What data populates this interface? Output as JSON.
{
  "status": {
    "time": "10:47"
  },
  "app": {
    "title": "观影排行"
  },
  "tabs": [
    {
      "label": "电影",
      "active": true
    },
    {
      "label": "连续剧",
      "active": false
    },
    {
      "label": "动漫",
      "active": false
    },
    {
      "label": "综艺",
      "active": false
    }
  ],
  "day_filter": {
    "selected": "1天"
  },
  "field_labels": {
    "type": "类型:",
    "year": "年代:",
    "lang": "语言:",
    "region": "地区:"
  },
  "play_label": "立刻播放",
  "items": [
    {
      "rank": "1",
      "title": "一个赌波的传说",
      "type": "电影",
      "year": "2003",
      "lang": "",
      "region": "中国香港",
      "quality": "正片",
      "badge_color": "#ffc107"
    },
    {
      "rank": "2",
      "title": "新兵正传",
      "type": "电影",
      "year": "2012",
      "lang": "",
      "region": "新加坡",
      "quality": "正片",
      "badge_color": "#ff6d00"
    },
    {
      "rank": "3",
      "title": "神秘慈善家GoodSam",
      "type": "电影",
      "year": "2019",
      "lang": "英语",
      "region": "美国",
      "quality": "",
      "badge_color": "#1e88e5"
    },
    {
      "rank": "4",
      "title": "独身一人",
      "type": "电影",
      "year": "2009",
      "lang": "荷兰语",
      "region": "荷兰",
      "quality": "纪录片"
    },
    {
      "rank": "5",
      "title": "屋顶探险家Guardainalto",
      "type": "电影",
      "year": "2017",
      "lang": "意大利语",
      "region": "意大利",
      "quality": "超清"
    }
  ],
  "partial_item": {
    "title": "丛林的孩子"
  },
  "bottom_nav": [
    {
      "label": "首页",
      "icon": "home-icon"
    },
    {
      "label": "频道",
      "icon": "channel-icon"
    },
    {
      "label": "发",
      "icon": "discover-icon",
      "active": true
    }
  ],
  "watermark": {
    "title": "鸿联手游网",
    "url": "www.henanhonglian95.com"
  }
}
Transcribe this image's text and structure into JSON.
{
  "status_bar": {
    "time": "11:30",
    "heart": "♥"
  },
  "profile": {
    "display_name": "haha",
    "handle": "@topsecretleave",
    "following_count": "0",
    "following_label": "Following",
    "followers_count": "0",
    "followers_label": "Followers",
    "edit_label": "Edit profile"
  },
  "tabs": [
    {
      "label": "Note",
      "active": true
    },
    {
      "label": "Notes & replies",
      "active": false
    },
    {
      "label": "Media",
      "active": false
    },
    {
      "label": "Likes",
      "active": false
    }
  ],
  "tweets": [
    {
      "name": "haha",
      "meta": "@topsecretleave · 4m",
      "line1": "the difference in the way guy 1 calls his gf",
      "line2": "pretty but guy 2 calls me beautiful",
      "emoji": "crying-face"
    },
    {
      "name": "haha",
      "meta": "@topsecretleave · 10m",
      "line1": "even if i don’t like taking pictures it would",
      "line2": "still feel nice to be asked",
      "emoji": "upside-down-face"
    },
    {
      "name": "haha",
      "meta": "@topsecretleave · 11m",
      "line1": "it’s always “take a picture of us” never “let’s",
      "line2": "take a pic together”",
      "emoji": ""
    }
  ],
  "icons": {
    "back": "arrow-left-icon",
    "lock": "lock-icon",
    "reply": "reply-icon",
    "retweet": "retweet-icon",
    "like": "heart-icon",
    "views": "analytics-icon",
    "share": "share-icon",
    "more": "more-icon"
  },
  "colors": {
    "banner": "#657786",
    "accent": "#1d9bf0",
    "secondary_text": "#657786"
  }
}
+++
What you will do:
Give back each line above precisely as it stands.

Expected answer:
What data populates this interface? Output as JSON.
{
  "status": {
    "time": "10:47"
  },
  "app": {
    "title": "观影排行"
  },
  "tabs": [
    {
      "label": "电影",
      "active": true
    },
    {
      "label": "连续剧",
      "active": false
    },
    {
      "label": "动漫",
      "active": false
    },
    {
      "label": "综艺",
      "active": false
    }
  ],
  "day_filter": {
    "selected": "1天"
  },
  "field_labels": {
    "type": "类型:",
    "year": "年代:",
    "lang": "语言:",
    "region": "地区:"
  },
  "play_label": "立刻播放",
  "items": [
    {
      "rank": "1",
      "title": "一个赌波的传说",
      "type": "电影",
      "year": "2003",
      "lang": "",
      "region": "中国香港",
      "quality": "正片",
      "badge_color": "#ffc107"
    },
    {
      "rank": "2",
      "title": "新兵正传",
      "type": "电影",
      "year": "2012",
      "lang": "",
      "region": "新加坡",
      "quality": "正片",
      "badge_color": "#ff6d00"
    },
    {
      "rank": "3",
      "title": "神秘慈善家GoodSam",
      "type": "电影",
      "year": "2019",
      "lang": "英语",
      "region": "美国",
      "quality": "",
      "badge_color": "#1e88e5"
    },
    {
      "rank": "4",
      "title": "独身一人",
      "type": "电影",
      "year": "2009",
      "lang": "荷兰语",
      "region": "荷兰",
      "quality": "纪录片"
    },
    {
      "rank": "5",
      "title": "屋顶探险家Guardainalto",
      "type": "电影",
      "year": "2017",
      "lang": "意大利语",
      "region": "意大利",
      "quality": "超清"
    }
  ],
  "partial_item": {
    "title": "丛林的孩子"
  },
  "bottom_nav": [
    {
      "label": "首页",
      "icon": "home-icon"
    },
    {
      "label": "频道",
      "icon": "channel-icon"
    },
    {
      "label": "发",
      "icon": "discover-icon",
      "active": true
    }
  ],
  "watermark": {
    "title": "鸿联手游网",
    "url": "www.henanhonglian95.com"
  }
}
Transcribe this image's text and structure into JSON.
{
  "status_bar": {
    "time": "11:30",
    "heart": "♥"
  },
  "profile": {
    "display_name": "haha",
    "handle": "@topsecretleave",
    "following_count": "0",
    "following_label": "Following",
    "followers_count": "0",
    "followers_label": "Followers",
    "edit_label": "Edit profile"
  },
  "tabs": [
    {
      "label": "Note",
      "active": true
    },
    {
      "label": "Notes & replies",
      "active": false
    },
    {
      "label": "Media",
      "active": false
    },
    {
      "label": "Likes",
      "active": false
    }
  ],
  "tweets": [
    {
      "name": "haha",
      "meta": "@topsecretleave · 4m",
      "line1": "the difference in the way guy 1 calls his gf",
      "line2": "pretty but guy 2 calls me beautiful",
      "emoji": "crying-face"
    },
    {
      "name": "haha",
      "meta": "@topsecretleave · 10m",
      "line1": "even if i don’t like taking pictures it would",
      "line2": "still feel nice to be asked",
      "emoji": "upside-down-face"
    },
    {
      "name": "haha",
      "meta": "@topsecretleave · 11m",
      "line1": "it’s always “take a picture of us” never “let’s",
      "line2": "take a pic together”",
      "emoji": ""
    }
  ],
  "icons": {
    "back": "arrow-left-icon",
    "lock": "lock-icon",
    "reply": "reply-icon",
    "retweet": "retweet-icon",
    "like": "heart-icon",
    "views": "analytics-icon",
    "share": "share-icon",
    "more": "more-icon"
  },
  "colors": {
    "banner": "#657786",
    "accent": "#1d9bf0",
    "secondary_text": "#657786"
  }
}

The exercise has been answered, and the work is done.